Task directions: All of the material below is to be restated word for word, apart from the pictures.

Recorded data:
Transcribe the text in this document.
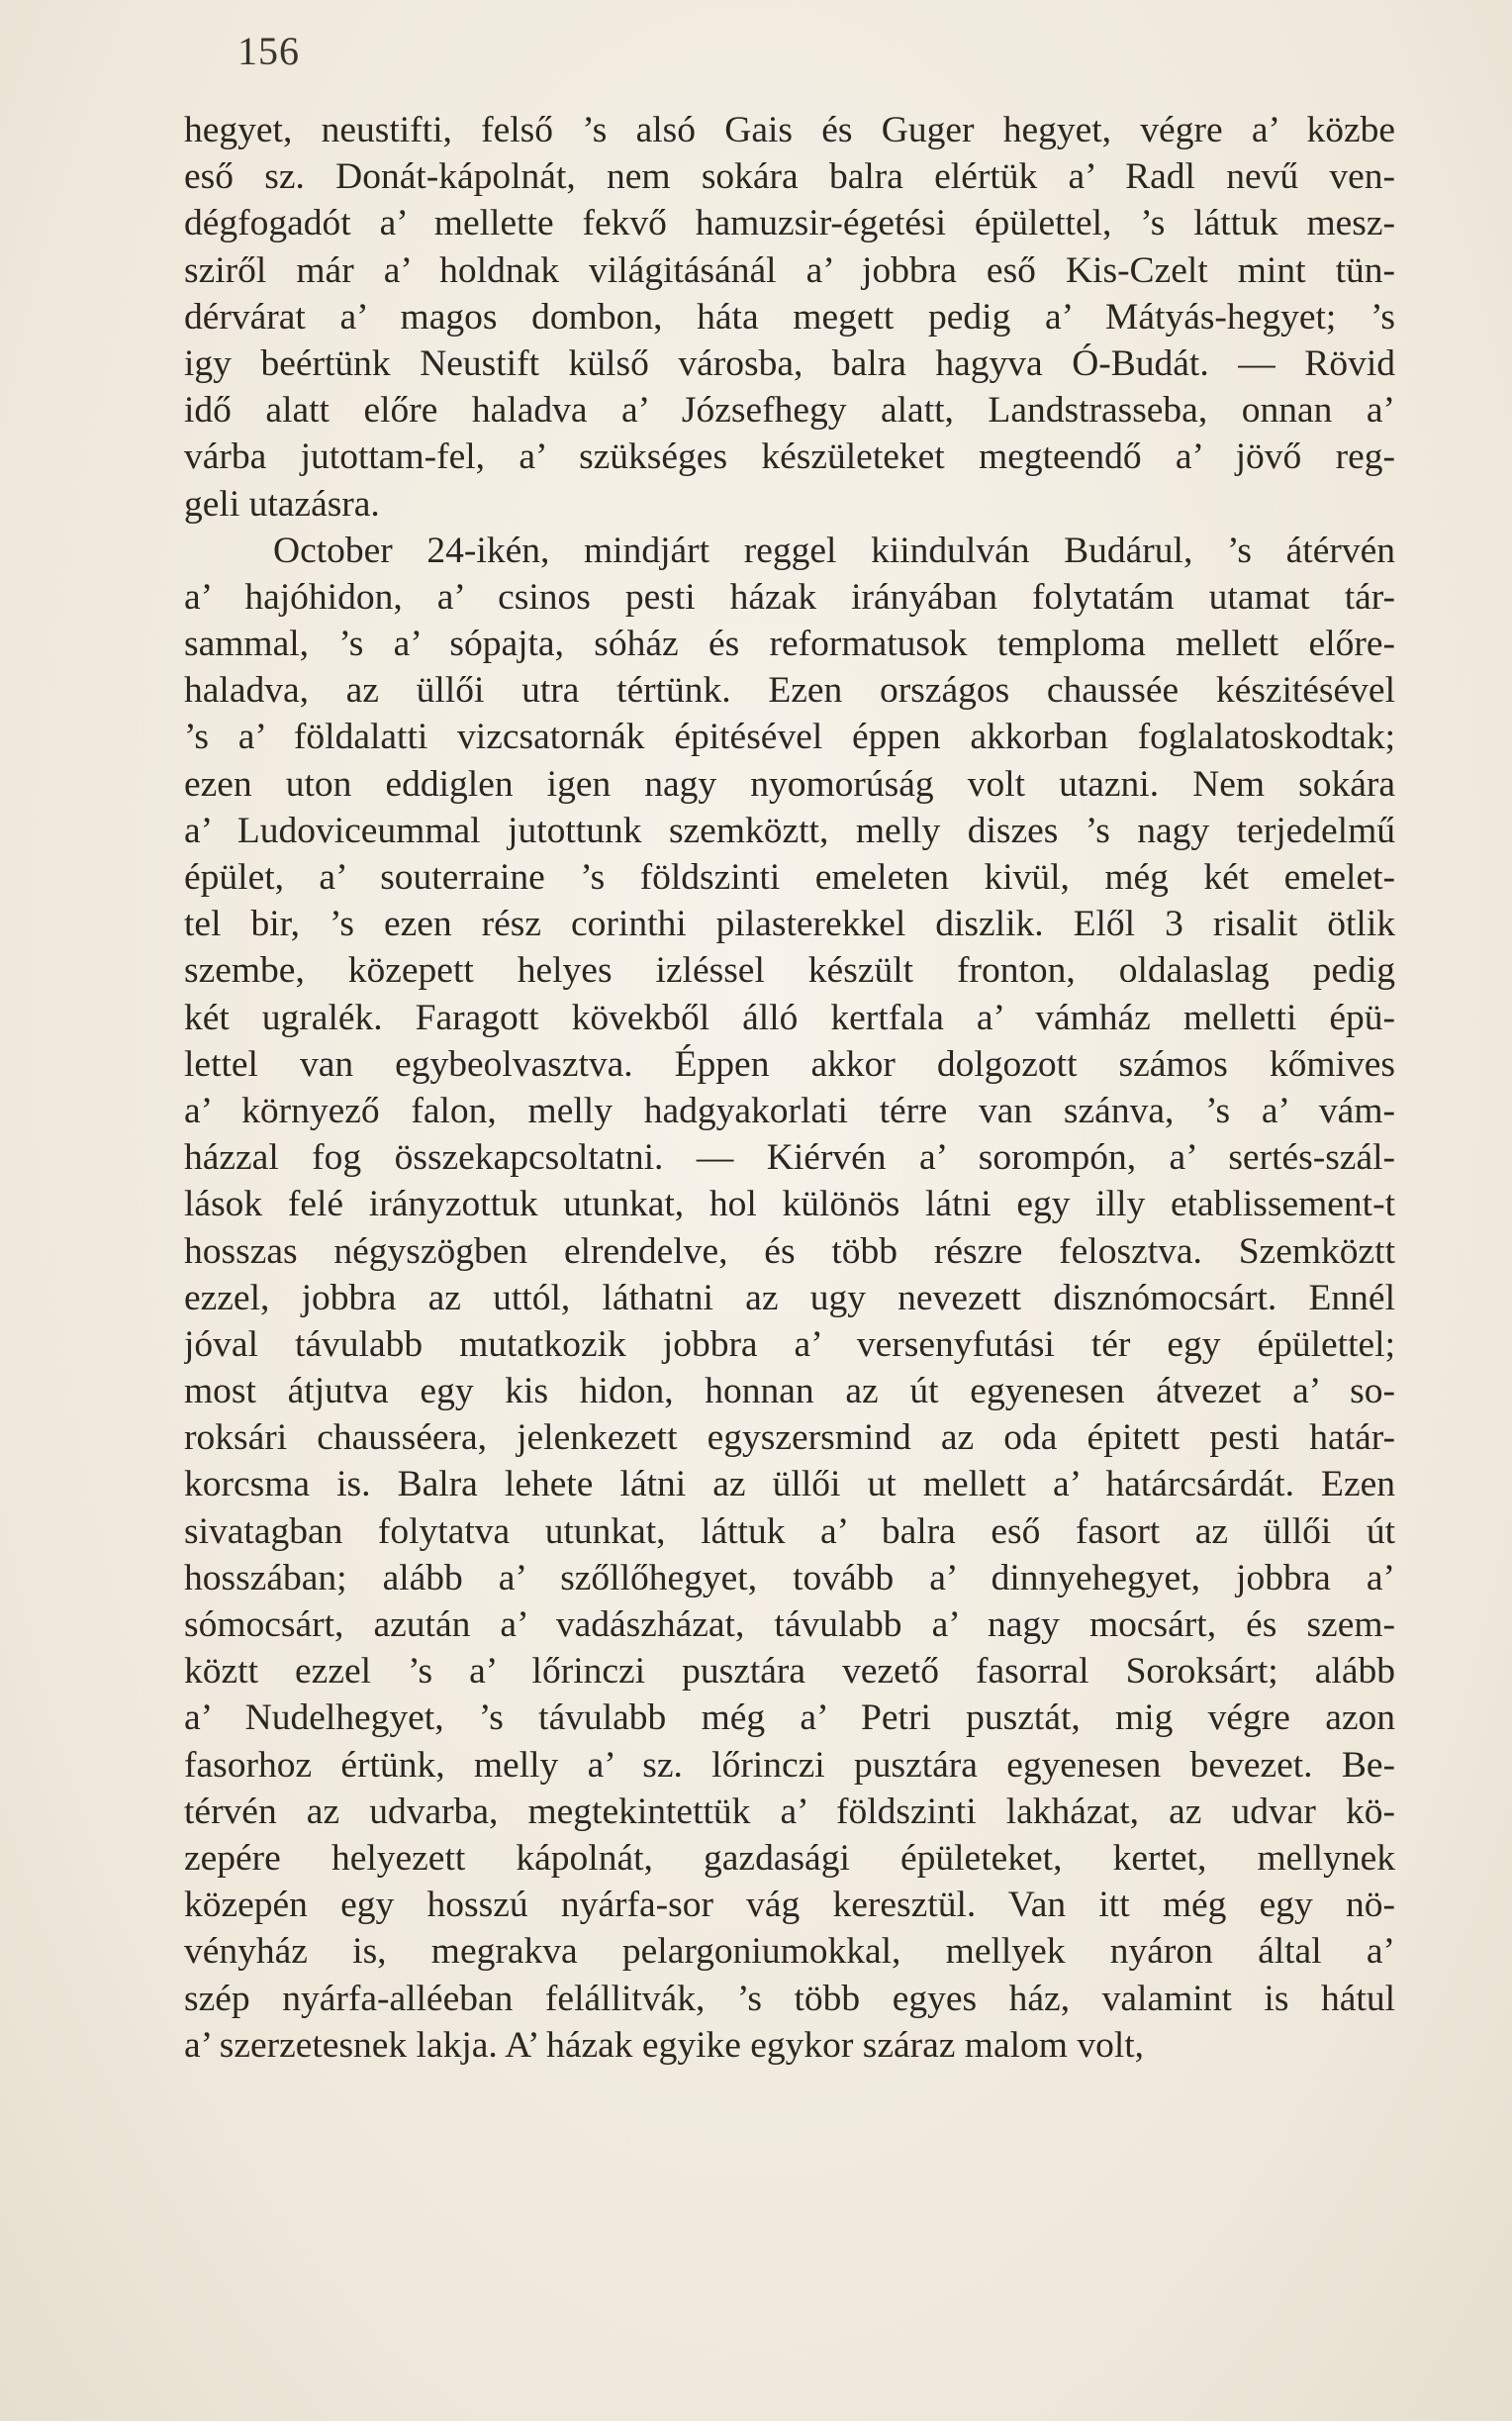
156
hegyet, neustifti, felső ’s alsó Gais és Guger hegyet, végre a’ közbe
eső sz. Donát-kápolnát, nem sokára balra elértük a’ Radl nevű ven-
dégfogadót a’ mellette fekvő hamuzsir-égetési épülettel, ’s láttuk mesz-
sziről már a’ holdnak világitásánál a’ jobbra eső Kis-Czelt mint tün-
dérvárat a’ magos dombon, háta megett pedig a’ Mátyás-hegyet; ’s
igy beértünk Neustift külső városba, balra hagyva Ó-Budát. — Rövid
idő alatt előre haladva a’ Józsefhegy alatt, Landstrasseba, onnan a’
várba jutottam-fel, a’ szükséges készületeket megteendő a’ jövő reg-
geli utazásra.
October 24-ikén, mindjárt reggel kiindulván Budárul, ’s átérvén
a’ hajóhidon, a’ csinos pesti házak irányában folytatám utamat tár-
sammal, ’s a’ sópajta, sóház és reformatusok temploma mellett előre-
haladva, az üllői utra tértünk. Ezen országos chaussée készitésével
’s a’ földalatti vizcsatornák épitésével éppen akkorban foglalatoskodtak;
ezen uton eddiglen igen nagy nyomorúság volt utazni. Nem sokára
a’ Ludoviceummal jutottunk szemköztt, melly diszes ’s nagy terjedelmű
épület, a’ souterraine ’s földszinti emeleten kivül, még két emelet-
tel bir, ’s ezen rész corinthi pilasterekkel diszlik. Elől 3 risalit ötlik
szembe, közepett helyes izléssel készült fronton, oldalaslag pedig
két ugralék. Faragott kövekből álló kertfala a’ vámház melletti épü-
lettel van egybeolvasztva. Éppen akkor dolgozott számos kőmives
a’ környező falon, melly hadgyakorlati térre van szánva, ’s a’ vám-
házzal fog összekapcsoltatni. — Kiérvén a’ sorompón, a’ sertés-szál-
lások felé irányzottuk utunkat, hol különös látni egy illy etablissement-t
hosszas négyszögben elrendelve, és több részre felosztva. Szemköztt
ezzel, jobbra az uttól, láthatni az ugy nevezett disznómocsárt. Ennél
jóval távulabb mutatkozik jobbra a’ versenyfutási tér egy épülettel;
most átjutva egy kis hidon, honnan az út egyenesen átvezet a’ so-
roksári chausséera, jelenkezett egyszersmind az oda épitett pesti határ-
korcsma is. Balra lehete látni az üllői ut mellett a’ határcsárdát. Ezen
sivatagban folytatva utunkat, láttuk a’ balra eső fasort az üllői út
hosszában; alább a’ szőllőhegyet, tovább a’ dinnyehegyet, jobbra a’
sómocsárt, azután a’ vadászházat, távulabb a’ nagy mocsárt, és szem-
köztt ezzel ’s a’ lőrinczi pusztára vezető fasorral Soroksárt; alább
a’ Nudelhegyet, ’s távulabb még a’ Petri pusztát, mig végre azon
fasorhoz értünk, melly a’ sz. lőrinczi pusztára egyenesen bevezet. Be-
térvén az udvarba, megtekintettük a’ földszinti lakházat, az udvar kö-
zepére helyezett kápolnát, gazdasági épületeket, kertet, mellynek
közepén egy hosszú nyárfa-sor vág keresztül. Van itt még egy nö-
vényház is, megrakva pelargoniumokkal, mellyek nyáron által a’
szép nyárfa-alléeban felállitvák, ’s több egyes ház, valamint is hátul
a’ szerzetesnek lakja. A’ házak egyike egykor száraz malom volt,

Full output:
Transcribe the text in this document.
156
hegyet, neustifti, felső ’s alsó Gais és Guger hegyet, végre a’ közbe
eső sz. Donát-kápolnát, nem sokára balra elértük a’ Radl nevű ven-
dégfogadót a’ mellette fekvő hamuzsir-égetési épülettel, ’s láttuk mesz-
sziről már a’ holdnak világitásánál a’ jobbra eső Kis-Czelt mint tün-
dérvárat a’ magos dombon, háta megett pedig a’ Mátyás-hegyet; ’s
igy beértünk Neustift külső városba, balra hagyva Ó-Budát. — Rövid
idő alatt előre haladva a’ Józsefhegy alatt, Landstrasseba, onnan a’
várba jutottam-fel, a’ szükséges készületeket megteendő a’ jövő reg-
geli utazásra.
October 24-ikén, mindjárt reggel kiindulván Budárul, ’s átérvén
a’ hajóhidon, a’ csinos pesti házak irányában folytatám utamat tár-
sammal, ’s a’ sópajta, sóház és reformatusok temploma mellett előre-
haladva, az üllői utra tértünk. Ezen országos chaussée készitésével
’s a’ földalatti vizcsatornák épitésével éppen akkorban foglalatoskodtak;
ezen uton eddiglen igen nagy nyomorúság volt utazni. Nem sokára
a’ Ludoviceummal jutottunk szemköztt, melly diszes ’s nagy terjedelmű
épület, a’ souterraine ’s földszinti emeleten kivül, még két emelet-
tel bir, ’s ezen rész corinthi pilasterekkel diszlik. Elől 3 risalit ötlik
szembe, közepett helyes izléssel készült fronton, oldalaslag pedig
két ugralék. Faragott kövekből álló kertfala a’ vámház melletti épü-
lettel van egybeolvasztva. Éppen akkor dolgozott számos kőmives
a’ környező falon, melly hadgyakorlati térre van szánva, ’s a’ vám-
házzal fog összekapcsoltatni. — Kiérvén a’ sorompón, a’ sertés-szál-
lások felé irányzottuk utunkat, hol különös látni egy illy etablissement-t
hosszas négyszögben elrendelve, és több részre felosztva. Szemköztt
ezzel, jobbra az uttól, láthatni az ugy nevezett disznómocsárt. Ennél
jóval távulabb mutatkozik jobbra a’ versenyfutási tér egy épülettel;
most átjutva egy kis hidon, honnan az út egyenesen átvezet a’ so-
roksári chausséera, jelenkezett egyszersmind az oda épitett pesti határ-
korcsma is. Balra lehete látni az üllői ut mellett a’ határcsárdát. Ezen
sivatagban folytatva utunkat, láttuk a’ balra eső fasort az üllői út
hosszában; alább a’ szőllőhegyet, tovább a’ dinnyehegyet, jobbra a’
sómocsárt, azután a’ vadászházat, távulabb a’ nagy mocsárt, és szem-
köztt ezzel ’s a’ lőrinczi pusztára vezető fasorral Soroksárt; alább
a’ Nudelhegyet, ’s távulabb még a’ Petri pusztát, mig végre azon
fasorhoz értünk, melly a’ sz. lőrinczi pusztára egyenesen bevezet. Be-
térvén az udvarba, megtekintettük a’ földszinti lakházat, az udvar kö-
zepére helyezett kápolnát, gazdasági épületeket, kertet, mellynek
közepén egy hosszú nyárfa-sor vág keresztül. Van itt még egy nö-
vényház is, megrakva pelargoniumokkal, mellyek nyáron által a’
szép nyárfa-alléeban felállitvák, ’s több egyes ház, valamint is hátul
a’ szerzetesnek lakja. A’ házak egyike egykor száraz malom volt,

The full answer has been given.